In framing an Appointments Clause that would ensure "a judicious choice" of individuals to fill the important offices of the Union, The Federalist No. 76, p. 510 (J. Cooke ed. 1961) (A. Hamilton), the delegates to the Philadelphia Convention could draw on their experiences with two flawed methods of appointment. They were aware of the pre-revolutionary " `manipulation of official appointments' " by the Crown and its colonial governors, "one of the American revolutionary generation's greatest grievances against executive power." Freytag v. Commissioner, 501 U. S. __, __ (1991) (slip op., at 14) (quoting G. Wood, The Creation of The American Republic 1776-1787, p. 79 (1969)). They were also aware of the post-revolutionary abuse by several State legislatures which, in reaction, had been given the sole power of appointment; by the time of the Convention the lodging of exclusive appointing authority in state legislatures " `had become the principal source of division and faction in the states.' " Freytag, supra, at __, and n. 4 (slip op., at 13, and n. 4) (Scalia, J., concurring in part and concurring in judgment) (quoting Wood, supra, at 407).

With error and overcorrection behind them, the Framers came to appreciate the necessity of separatingat least to some degree the power to create federal offices (a power they assumed would belong to Congress) from the power to fill them, and they came to see good reason for placing the initiative to appoint the most important federal officers in the single person presidency, not the multi member legislature. But the Framers also recognized that lodging the appointment power in the President alone would pose much the same risk as lodging it exclusively in Congress: the risk of "a[n] incautious or corrupt nomination." 2 M. Farrand, Records of the Federal Convention of 1787, p. 43 (rev. ed. 1937) (J. Madison) (hereinafter Farrand). Just as the Appointment Clause's grant to the President of the power to nominate principal officers would avert legislative despotism, its requirement of Senate confirmation would serve as an "excellent check" against presidential missteps or wrongdoing. The Federalist No. 76, supra, at 513. [n.1] Accord, 3 J. Story, Commentaries on theConstitution of the United States 374-377 (1833) (The President will be more likely than "a large [legislative] body" to make appointments whose "qualifications are unquestioned, and unquestionable"; but because exclusive presidential appointment power "may be abused," the Appointments Clause provides the "salutary check" of Senate confirmation, and "[t]he consciousness of this check will make the president more circumspect, and deliberate in his nominations for office").

In the Framers' thinking, the process on which they settled for selecting principal officers would ensure "judicious" appointments not only by empowering the President and the Senate to check each other, but also by allowing the public to hold the President and Senators accountable for injudicious appointments. "[T]he circumstances attending an appointment [of a principal officer], from the mode of conducting it, would naturally become matters of notoriety," Hamilton wrote; "and the public would be at no loss to determine what part had been performed by the different actors." The FederalistNo. 77, at 517. As a result,

"[t]he blame of a bad nomination would fall upon the president singly and absolutely. The censure of rejecting a good one would lie entirely at the door of the senate; aggravated by the consideration of their having counteracted the good intentions of the executive. If an ill appointment should be made the executive for nominating and the senate for approving would participate though in different degrees in the opprobrium and disgrace." Ibid.

**DATA SUPPLIED**.

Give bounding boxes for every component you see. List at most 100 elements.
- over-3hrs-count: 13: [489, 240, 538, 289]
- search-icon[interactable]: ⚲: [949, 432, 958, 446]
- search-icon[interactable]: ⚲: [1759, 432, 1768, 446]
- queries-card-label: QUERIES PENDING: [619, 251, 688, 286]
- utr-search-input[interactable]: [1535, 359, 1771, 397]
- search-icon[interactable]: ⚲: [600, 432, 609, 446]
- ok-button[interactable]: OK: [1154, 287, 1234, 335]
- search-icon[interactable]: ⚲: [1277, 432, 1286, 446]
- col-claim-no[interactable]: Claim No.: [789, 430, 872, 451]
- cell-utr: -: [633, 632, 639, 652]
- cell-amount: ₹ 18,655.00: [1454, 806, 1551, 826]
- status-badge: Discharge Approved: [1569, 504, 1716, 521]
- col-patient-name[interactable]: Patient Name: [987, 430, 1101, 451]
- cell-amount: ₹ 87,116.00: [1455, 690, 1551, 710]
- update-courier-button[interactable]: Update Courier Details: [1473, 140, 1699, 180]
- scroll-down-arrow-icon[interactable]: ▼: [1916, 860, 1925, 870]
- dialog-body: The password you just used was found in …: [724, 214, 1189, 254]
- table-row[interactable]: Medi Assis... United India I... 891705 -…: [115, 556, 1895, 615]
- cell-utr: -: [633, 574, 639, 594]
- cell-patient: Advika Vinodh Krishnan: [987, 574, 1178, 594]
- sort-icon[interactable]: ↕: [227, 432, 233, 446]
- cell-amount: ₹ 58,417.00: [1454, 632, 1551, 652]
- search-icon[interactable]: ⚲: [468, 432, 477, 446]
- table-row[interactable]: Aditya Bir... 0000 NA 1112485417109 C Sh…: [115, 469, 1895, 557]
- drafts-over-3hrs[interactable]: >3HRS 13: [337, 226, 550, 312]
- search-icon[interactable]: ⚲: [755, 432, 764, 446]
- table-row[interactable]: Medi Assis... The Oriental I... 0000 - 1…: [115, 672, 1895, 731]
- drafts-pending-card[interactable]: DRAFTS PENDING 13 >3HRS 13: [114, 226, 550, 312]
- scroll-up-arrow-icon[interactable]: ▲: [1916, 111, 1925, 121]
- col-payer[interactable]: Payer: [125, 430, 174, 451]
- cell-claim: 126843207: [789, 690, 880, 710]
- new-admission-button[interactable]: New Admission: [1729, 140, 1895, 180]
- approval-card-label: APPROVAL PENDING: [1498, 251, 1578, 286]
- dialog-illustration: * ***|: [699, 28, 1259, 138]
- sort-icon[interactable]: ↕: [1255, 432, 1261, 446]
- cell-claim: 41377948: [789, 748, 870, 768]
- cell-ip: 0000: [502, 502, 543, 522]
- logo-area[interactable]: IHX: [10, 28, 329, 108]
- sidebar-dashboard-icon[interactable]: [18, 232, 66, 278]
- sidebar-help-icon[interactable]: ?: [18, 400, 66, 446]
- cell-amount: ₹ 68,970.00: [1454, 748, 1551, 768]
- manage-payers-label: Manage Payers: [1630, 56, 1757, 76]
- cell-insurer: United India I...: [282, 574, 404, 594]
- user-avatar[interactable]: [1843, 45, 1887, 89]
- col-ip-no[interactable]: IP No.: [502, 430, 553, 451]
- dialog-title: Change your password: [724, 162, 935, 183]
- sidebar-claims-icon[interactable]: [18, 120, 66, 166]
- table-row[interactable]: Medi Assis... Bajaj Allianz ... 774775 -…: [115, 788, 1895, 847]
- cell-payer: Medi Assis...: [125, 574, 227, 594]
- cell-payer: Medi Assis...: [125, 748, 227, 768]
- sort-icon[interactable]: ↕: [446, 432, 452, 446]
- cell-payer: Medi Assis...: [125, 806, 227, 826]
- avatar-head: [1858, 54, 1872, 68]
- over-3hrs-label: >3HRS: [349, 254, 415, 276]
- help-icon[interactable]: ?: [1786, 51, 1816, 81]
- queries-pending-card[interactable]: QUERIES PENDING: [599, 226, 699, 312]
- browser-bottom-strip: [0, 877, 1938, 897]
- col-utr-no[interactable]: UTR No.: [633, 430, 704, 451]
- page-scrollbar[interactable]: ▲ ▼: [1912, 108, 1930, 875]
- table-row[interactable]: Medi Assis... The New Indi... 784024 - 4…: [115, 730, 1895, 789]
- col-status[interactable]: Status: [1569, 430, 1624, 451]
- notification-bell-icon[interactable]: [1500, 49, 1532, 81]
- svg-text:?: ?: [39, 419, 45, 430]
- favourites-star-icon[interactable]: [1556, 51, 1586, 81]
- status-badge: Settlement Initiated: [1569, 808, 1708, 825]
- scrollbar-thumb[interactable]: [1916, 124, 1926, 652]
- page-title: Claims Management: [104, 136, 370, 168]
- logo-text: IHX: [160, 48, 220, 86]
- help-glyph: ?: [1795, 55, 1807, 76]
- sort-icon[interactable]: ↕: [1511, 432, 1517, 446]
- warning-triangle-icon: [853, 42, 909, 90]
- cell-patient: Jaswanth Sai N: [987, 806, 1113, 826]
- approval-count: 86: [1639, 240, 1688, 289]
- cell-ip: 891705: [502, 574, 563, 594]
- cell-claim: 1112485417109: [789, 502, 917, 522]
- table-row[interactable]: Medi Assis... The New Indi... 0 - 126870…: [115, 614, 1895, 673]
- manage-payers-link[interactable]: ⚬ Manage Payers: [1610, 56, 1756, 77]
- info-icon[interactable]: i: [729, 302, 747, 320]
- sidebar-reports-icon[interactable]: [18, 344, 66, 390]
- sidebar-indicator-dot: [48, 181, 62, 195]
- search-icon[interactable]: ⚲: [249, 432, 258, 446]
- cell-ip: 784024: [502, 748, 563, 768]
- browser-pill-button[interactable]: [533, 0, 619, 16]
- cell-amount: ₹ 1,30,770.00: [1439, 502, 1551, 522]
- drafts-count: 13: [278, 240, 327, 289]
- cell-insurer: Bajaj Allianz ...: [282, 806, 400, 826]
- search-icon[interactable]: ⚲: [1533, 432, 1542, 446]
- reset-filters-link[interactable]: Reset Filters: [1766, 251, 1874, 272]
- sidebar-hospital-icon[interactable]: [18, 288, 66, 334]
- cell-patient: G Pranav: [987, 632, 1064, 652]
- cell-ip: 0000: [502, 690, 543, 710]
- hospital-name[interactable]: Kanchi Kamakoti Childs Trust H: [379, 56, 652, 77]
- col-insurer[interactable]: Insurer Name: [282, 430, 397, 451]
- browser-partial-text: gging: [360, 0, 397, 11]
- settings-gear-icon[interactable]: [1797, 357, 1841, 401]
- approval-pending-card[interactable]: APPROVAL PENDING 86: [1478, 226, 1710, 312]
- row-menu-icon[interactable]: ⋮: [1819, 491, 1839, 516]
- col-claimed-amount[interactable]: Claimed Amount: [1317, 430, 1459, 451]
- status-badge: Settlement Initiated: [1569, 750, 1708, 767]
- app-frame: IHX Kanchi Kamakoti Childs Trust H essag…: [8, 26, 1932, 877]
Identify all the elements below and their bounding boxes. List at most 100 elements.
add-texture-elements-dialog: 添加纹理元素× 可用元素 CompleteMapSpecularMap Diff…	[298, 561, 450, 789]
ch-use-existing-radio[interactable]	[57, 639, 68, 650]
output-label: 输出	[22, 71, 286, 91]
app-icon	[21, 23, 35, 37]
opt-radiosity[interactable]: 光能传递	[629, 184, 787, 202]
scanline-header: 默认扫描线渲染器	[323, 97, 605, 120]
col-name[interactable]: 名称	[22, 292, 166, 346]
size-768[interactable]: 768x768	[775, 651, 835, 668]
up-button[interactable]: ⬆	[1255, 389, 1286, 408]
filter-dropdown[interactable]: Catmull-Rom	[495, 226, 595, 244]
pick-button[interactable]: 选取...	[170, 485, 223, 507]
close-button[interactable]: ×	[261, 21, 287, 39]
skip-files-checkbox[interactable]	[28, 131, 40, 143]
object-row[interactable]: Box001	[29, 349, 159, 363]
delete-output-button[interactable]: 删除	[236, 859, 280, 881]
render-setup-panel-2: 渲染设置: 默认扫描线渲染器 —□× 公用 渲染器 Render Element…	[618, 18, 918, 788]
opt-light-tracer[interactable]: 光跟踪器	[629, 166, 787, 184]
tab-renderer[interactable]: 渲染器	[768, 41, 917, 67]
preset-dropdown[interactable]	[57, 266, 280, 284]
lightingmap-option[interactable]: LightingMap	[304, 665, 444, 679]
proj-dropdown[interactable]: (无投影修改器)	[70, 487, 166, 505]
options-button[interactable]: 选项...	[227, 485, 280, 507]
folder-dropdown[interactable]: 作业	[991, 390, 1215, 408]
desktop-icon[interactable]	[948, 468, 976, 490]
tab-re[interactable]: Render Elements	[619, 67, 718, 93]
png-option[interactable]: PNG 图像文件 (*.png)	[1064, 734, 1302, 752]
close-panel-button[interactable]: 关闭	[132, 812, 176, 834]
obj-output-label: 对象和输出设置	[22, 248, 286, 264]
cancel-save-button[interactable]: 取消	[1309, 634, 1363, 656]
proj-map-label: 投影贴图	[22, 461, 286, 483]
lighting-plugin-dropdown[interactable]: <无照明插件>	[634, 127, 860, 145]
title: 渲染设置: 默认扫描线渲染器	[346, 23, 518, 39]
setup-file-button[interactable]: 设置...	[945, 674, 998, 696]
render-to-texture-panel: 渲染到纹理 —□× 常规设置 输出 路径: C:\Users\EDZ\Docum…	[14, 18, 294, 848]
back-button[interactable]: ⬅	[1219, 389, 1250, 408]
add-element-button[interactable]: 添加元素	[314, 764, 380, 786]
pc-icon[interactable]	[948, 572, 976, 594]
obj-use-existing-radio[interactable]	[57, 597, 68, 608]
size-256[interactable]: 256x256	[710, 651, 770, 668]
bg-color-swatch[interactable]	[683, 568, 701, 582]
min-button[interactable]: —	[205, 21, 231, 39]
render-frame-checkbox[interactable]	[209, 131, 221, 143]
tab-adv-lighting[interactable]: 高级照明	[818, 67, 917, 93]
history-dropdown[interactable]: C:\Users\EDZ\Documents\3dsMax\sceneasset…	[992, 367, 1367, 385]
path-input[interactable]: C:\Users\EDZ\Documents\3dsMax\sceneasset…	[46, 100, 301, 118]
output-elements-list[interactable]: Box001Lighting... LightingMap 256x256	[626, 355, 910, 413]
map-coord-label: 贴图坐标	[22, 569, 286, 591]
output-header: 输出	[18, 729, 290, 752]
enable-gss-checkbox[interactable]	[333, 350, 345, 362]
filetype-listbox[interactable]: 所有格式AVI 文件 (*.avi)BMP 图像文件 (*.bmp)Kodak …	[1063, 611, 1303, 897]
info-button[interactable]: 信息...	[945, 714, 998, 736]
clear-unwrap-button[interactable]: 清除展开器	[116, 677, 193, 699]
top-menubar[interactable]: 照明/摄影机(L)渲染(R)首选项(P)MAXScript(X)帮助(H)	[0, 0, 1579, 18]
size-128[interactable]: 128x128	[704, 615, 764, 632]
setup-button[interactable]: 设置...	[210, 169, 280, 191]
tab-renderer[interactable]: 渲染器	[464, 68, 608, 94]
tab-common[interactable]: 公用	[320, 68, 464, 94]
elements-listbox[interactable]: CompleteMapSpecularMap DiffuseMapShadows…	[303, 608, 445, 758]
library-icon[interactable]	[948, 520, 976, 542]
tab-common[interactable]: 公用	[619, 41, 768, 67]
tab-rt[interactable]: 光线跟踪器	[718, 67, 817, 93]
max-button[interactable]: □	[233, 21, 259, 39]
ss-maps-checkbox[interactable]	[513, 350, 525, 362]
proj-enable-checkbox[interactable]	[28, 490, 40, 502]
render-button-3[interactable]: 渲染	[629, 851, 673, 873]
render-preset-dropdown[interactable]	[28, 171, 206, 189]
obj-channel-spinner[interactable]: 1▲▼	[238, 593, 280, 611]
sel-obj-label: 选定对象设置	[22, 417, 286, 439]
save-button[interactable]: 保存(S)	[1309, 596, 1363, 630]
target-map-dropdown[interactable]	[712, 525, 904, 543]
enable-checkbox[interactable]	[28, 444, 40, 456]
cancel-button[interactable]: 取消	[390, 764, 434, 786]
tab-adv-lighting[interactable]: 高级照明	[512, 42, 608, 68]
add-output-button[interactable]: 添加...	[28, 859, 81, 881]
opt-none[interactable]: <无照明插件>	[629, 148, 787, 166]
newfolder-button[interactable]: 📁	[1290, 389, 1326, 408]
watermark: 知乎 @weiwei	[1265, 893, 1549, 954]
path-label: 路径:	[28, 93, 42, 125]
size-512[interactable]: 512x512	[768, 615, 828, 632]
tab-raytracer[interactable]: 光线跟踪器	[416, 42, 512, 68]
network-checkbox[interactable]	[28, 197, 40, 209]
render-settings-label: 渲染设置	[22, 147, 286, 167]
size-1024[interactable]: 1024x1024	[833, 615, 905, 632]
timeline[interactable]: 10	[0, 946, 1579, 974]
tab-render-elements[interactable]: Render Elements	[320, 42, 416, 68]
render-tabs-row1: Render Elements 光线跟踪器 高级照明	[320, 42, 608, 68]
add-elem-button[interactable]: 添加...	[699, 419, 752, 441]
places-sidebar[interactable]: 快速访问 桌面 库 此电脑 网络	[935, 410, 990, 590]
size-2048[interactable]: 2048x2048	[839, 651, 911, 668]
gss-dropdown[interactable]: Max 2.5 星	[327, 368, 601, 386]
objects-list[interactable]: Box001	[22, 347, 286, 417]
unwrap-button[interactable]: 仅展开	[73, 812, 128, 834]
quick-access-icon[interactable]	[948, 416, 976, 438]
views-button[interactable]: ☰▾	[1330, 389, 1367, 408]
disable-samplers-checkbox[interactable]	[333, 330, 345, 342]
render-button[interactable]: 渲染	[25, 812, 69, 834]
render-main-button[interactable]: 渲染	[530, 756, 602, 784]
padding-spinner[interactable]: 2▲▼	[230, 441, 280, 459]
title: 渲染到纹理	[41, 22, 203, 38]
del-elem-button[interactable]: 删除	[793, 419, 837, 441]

**SET TASKS**.
A – Render this sentence from the passage on the Appointments Clause in Spanish: "In the Framers' thinking, the process on which they settled for selecting principal officers would ensure "judicious" appointments not only by empowering the President and the Senate to check each other, but also by allowing the public to hold the President and Senators accountable for injudicious appointments."
B – Go on with the passage on the Appointments Clause, picking up after its final sentence.
The listing can be ignored here.

**ANSWERS PER TASK**.
A – En el pensamiento de los redactores de la Constitución, el procedimiento que acordaron para seleccionar a los funcionarios principales aseguraría nombramientos «juiciosos» no solo al facultar al Presidente y al Senado para controlarse mutuamente, sino también al permitir que el público hiciera responsables al Presidente y a los senadores de los nombramientos poco juiciosos.

B –
The strategy by which the Framers sought to ensure judicious appointments of principal officers is, then, familiar enough: the Appointments Clause separates the government's power but also provides for a degree of intermingling, all to ensure accountability and "preclude the exercise of arbitrary power." Myers v. United States, 272 U. S., at 293 (Brandeis, J., dissenting).

The strict requirements of nomination by the President and confirmation by the Senate were not carried over to the appointment of inferior officers. A degree of flexibility was thought appropriate in providing for the appointment of officers who, by definition, would have only inferior governmental authority. See 2 Farrand 627. But although they allowed an alternative appointment method for inferior officers, the Framers still structured the alternative to ensure accountability and check governmental power: any decision to dispense with presidential appointment and Senate confirmation is Congress's to make, not the President's, but Congress's authority is limited to assigning the appointing power to the highly accountable President or the heads of federal departments, or, where appropriate, to the courts of law.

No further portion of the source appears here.